- **SUPPLIED MATERIAL**
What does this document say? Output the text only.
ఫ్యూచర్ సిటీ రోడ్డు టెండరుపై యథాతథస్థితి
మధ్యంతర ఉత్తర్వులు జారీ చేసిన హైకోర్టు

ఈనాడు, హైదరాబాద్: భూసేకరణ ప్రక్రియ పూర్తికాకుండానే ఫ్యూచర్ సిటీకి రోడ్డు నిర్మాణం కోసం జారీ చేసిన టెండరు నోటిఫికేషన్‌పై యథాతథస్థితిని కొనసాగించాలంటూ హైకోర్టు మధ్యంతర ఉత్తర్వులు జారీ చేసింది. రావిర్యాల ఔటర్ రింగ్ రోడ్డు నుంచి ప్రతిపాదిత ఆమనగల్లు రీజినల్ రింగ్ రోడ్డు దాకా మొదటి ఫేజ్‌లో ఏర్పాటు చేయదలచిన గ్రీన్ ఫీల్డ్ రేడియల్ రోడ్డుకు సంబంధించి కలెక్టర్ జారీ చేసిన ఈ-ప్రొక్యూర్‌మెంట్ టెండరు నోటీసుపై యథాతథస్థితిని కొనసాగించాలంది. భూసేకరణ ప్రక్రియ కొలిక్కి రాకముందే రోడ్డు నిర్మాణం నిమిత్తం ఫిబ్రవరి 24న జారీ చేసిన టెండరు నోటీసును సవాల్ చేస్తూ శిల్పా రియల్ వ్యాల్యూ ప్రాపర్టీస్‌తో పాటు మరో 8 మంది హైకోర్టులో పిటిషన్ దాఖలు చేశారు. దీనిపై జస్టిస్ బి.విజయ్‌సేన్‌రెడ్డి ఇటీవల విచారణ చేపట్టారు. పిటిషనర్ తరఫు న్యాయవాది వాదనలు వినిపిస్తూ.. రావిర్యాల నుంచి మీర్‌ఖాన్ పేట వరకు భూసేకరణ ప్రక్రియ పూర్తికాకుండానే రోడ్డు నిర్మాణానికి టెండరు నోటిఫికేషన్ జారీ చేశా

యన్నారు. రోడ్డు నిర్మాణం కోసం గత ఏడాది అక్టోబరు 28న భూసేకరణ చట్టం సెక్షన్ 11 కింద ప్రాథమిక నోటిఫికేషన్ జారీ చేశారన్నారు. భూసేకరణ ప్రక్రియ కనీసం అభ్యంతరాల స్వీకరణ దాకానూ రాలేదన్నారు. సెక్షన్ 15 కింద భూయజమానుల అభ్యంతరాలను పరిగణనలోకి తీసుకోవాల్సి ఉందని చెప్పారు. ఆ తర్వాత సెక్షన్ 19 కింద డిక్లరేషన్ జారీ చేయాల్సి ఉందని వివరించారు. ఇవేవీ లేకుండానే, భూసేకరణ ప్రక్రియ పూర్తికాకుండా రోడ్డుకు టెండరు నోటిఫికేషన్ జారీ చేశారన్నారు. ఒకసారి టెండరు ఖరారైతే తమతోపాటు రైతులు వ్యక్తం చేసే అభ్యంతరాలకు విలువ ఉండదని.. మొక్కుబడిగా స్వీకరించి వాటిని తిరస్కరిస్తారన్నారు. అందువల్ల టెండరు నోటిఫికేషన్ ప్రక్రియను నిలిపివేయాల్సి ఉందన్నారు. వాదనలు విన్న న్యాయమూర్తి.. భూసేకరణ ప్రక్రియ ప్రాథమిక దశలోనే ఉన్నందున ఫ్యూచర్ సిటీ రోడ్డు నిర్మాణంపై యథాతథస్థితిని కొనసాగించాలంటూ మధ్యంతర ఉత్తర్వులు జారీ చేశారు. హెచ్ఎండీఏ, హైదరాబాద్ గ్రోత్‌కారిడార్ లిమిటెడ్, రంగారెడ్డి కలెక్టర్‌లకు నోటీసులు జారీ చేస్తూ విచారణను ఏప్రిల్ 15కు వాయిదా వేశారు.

- **STATED PROBLEM**
Reproduce every line of the data verbatim.

- **REPLY TO THE EXERCISE**
What does this document say? Output the text only.
ఫ్యూచర్ సిటీ రోడ్డు టెండరుపై యథాతథస్థితి
మధ్యంతర ఉత్తర్వులు జారీ చేసిన హైకోర్టు

ఈనాడు, హైదరాబాద్: భూసేకరణ ప్రక్రియ పూర్తికాకుండానే ఫ్యూచర్ సిటీకి రోడ్డు నిర్మాణం కోసం జారీ చేసిన టెండరు నోటిఫికేషన్‌పై యథాతథస్థితిని కొనసాగించాలంటూ హైకోర్టు మధ్యంతర ఉత్తర్వులు జారీ చేసింది. రావిర్యాల ఔటర్ రింగ్ రోడ్డు నుంచి ప్రతిపాదిత ఆమనగల్లు రీజినల్ రింగ్ రోడ్డు దాకా మొదటి ఫేజ్‌లో ఏర్పాటు చేయదలచిన గ్రీన్ ఫీల్డ్ రేడియల్ రోడ్డుకు సంబంధించి కలెక్టర్ జారీ చేసిన ఈ-ప్రొక్యూర్‌మెంట్ టెండరు నోటీసుపై యథాతథస్థితిని కొనసాగించాలంది. భూసేకరణ ప్రక్రియ కొలిక్కి రాకముందే రోడ్డు నిర్మాణం నిమిత్తం ఫిబ్రవరి 24న జారీ చేసిన టెండరు నోటీసును సవాల్ చేస్తూ శిల్పా రియల్ వ్యాల్యూ ప్రాపర్టీస్‌తో పాటు మరో 8 మంది హైకోర్టులో పిటిషన్ దాఖలు చేశారు. దీనిపై జస్టిస్ బి.విజయ్‌సేన్‌రెడ్డి ఇటీవల విచారణ చేపట్టారు. పిటిషనర్ తరఫు న్యాయవాది వాదనలు వినిపిస్తూ.. రావిర్యాల నుంచి మీర్‌ఖాన్ పేట వరకు భూసేకరణ ప్రక్రియ పూర్తికాకుండానే రోడ్డు నిర్మాణానికి టెండరు నోటిఫికేషన్ జారీ చేశా

యన్నారు. రోడ్డు నిర్మాణం కోసం గత ఏడాది అక్టోబరు 28న భూసేకరణ చట్టం సెక్షన్ 11 కింద ప్రాథమిక నోటిఫికేషన్ జారీ చేశారన్నారు. భూసేకరణ ప్రక్రియ కనీసం అభ్యంతరాల స్వీకరణ దాకానూ రాలేదన్నారు. సెక్షన్ 15 కింద భూయజమానుల అభ్యంతరాలను పరిగణనలోకి తీసుకోవాల్సి ఉందని చెప్పారు. ఆ తర్వాత సెక్షన్ 19 కింద డిక్లరేషన్ జారీ చేయాల్సి ఉందని వివరించారు. ఇవేవీ లేకుండానే, భూసేకరణ ప్రక్రియ పూర్తికాకుండా రోడ్డుకు టెండరు నోటిఫికేషన్ జారీ చేశారన్నారు. ఒకసారి టెండరు ఖరారైతే తమతోపాటు రైతులు వ్యక్తం చేసే అభ్యంతరాలకు విలువ ఉండదని.. మొక్కుబడిగా స్వీకరించి వాటిని తిరస్కరిస్తారన్నారు. అందువల్ల టెండరు నోటిఫికేషన్ ప్రక్రియను నిలిపివేయాల్సి ఉందన్నారు. వాదనలు విన్న న్యాయమూర్తి.. భూసేకరణ ప్రక్రియ ప్రాథమిక దశలోనే ఉన్నందున ఫ్యూచర్ సిటీ రోడ్డు నిర్మాణంపై యథాతథస్థితిని కొనసాగించాలంటూ మధ్యంతర ఉత్తర్వులు జారీ చేశారు. హెచ్ఎండీఏ, హైదరాబాద్ గ్రోత్‌కారిడార్ లిమిటెడ్, రంగారెడ్డి కలెక్టర్‌లకు నోటీసులు జారీ చేస్తూ విచారణను ఏప్రిల్ 15కు వాయిదా వేశారు.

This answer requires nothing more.